##### 元資料
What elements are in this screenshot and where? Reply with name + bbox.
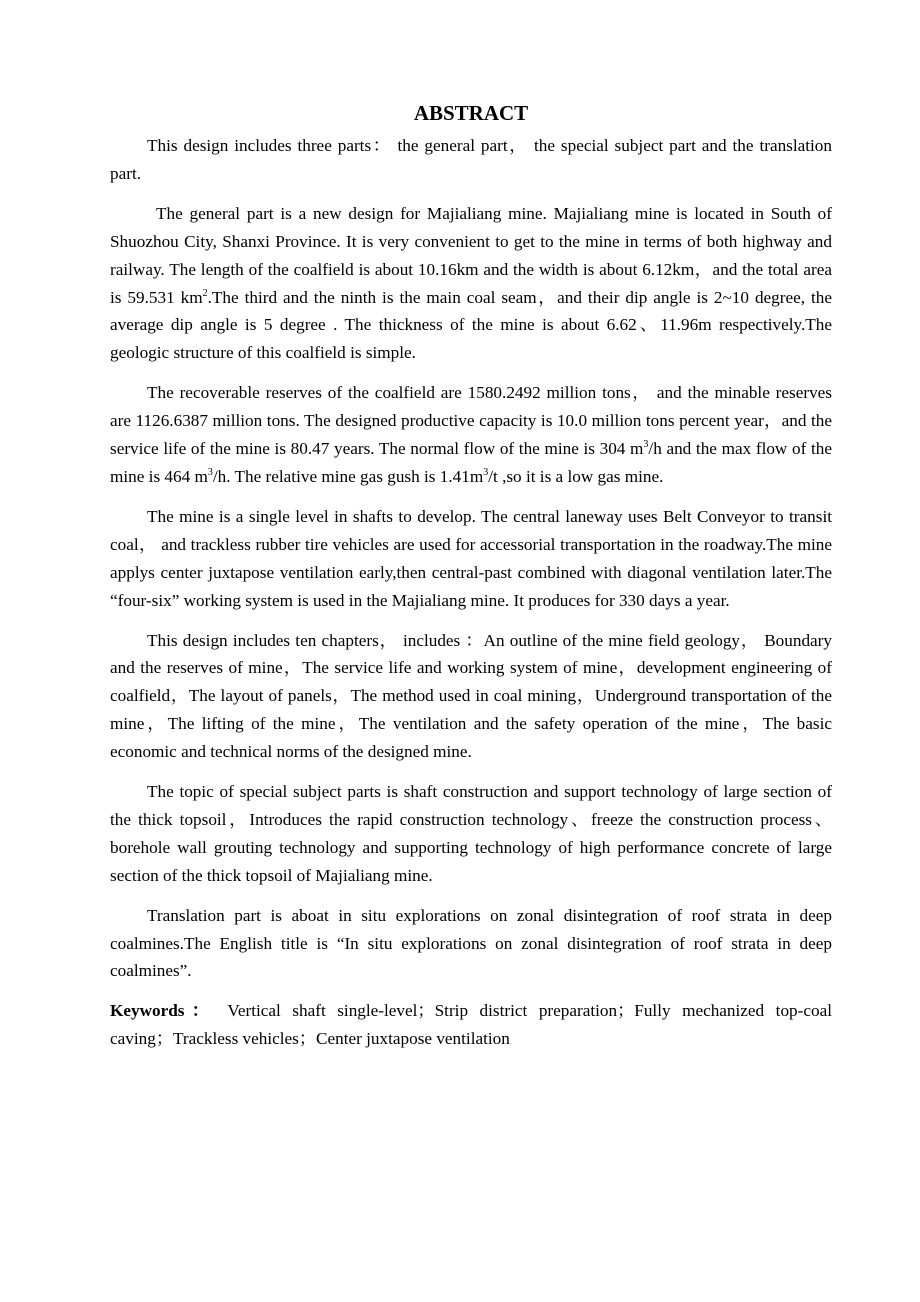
keywords-label: Keywords：: [110, 1001, 217, 1021]
paragraph-special-subject: The topic of special subject parts is shaft construction and support technology of large section of the thick topsoil，Introduces the rapid construction technology、freeze the construction process、borehole wall grouting technology and supporting technology of high performance concrete of large section of the thick topsoil of Majialiang mine.: [110, 782, 832, 885]
text-run: .The third and the ninth is the main coal seam，and their dip angle is 2~10 degree, the average dip angle is 5 degree . The thickness of the mine is about 6.62、11.96m respectively.The geologic structure of this coalfield is simple.: [110, 287, 832, 363]
keywords-line: [110, 997, 832, 1053]
superscript: 2: [202, 287, 208, 299]
text-run: /t ,so it is a low gas mine.: [488, 466, 664, 486]
superscript: 3: [207, 466, 213, 478]
paragraph-chapters: This design includes ten chapters， includes ：An outline of the mine field geology， Boundary and the reserves of mine，The service life and working system of mine，development engineering of coalfield，The layout of panels，The method used in coal mining，Underground transportation of the mine，The lifting of the mine，The ventilation and the safety operation of the mine，The basic economic and technical norms of the designed mine.: [110, 630, 832, 762]
superscript: 3: [483, 466, 489, 478]
paragraph-development: The mine is a single level in shafts to develop. The central laneway uses Belt Conveyor to transit coal， and trackless rubber tire vehicles are used for accessorial transportation in the roadway.The mine applys center juxtapose ventilation early,then central-past combined with diagonal ventilation later.The “four-six” working system is used in the Majialiang mine. It produces for 330 days a year.: [110, 506, 832, 610]
superscript: 3: [643, 439, 649, 451]
text-run: The general part is a new design for Majialiang mine. Majialiang mine is located in South of Shuozhou City, Shanxi Province. It is very convenient to get to the mine in terms of both highway and railway. The length of the coalfield is about 10.16km and the width is about 6.12km，and the total area is 59.531 km: [110, 203, 832, 307]
text-run: /h and the max flow of the mine is 464 m: [110, 439, 832, 486]
paragraph-general-part: [110, 200, 832, 367]
abstract-title: ABSTRACT: [413, 101, 529, 125]
text-run: /h. The relative mine gas gush is 1.41m: [212, 466, 484, 486]
paragraph-translation: Translation part is aboat in situ explorations on zonal disintegration of roof strata in deep coalmines.The English title is “In situ explorations on zonal disintegration of roof strata in deep coalmines”.: [110, 905, 832, 981]
keywords-text: Vertical shaft single-level；Strip district preparation；Fully mechanized top-coal caving；Trackless vehicles；Center juxtapose ventilation: [110, 1001, 832, 1049]
paragraph-reserves: [110, 379, 832, 491]
abstract-page: [110, 98, 832, 1053]
paragraph-overview: This design includes three parts： the general part， the special subject part and the translation part.: [110, 136, 832, 183]
text-run: The recoverable reserves of the coalfield are 1580.2492 million tons， and the minable reserves are 1126.6387 million tons. The designed productive capacity is 10.0 million tons percent year，and the service life of the mine is 80.47 years. The normal flow of the mine is 304 m: [110, 383, 832, 459]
##########
指示 ::
上の資料のうち、「keywords-label: Keywords：: [110, 1001, 217, 1021]」を含む行から「paragraph-special-subject: The topic」を含む行までを、両端の行も含めて一字一句たがえずに書き写してください。

解答 ::
keywords-label: Keywords：: [110, 1001, 217, 1021]
paragraph-special-subject: The topic of special subject parts is shaft construction and support technology of large section of the thick topsoil，Introduces the rapid construction technology、freeze the construction process、borehole wall grouting technology and supporting technology of high performance concrete of large section of the thick topsoil of Majialiang mine.: [110, 782, 832, 885]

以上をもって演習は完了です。